» **YOUR GOAL**
Restate each of the lines given below, word for word.

————

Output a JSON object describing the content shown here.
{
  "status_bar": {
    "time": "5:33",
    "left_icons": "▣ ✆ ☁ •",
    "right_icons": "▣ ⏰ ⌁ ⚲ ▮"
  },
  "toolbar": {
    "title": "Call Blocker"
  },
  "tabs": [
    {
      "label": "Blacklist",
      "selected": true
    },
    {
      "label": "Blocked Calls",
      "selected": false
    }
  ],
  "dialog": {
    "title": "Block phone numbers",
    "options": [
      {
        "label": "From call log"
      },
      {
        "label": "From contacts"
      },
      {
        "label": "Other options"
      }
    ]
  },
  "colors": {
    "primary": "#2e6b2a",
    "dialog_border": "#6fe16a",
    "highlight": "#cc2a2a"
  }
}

————

» **CORRECT RESULT**
Output a JSON object describing the content shown here.
{
  "status_bar": {
    "time": "5:33",
    "left_icons": "▣ ✆ ☁ •",
    "right_icons": "▣ ⏰ ⌁ ⚲ ▮"
  },
  "toolbar": {
    "title": "Call Blocker"
  },
  "tabs": [
    {
      "label": "Blacklist",
      "selected": true
    },
    {
      "label": "Blocked Calls",
      "selected": false
    }
  ],
  "dialog": {
    "title": "Block phone numbers",
    "options": [
      {
        "label": "From call log"
      },
      {
        "label": "From contacts"
      },
      {
        "label": "Other options"
      }
    ]
  },
  "colors": {
    "primary": "#2e6b2a",
    "dialog_border": "#6fe16a",
    "highlight": "#cc2a2a"
  }
}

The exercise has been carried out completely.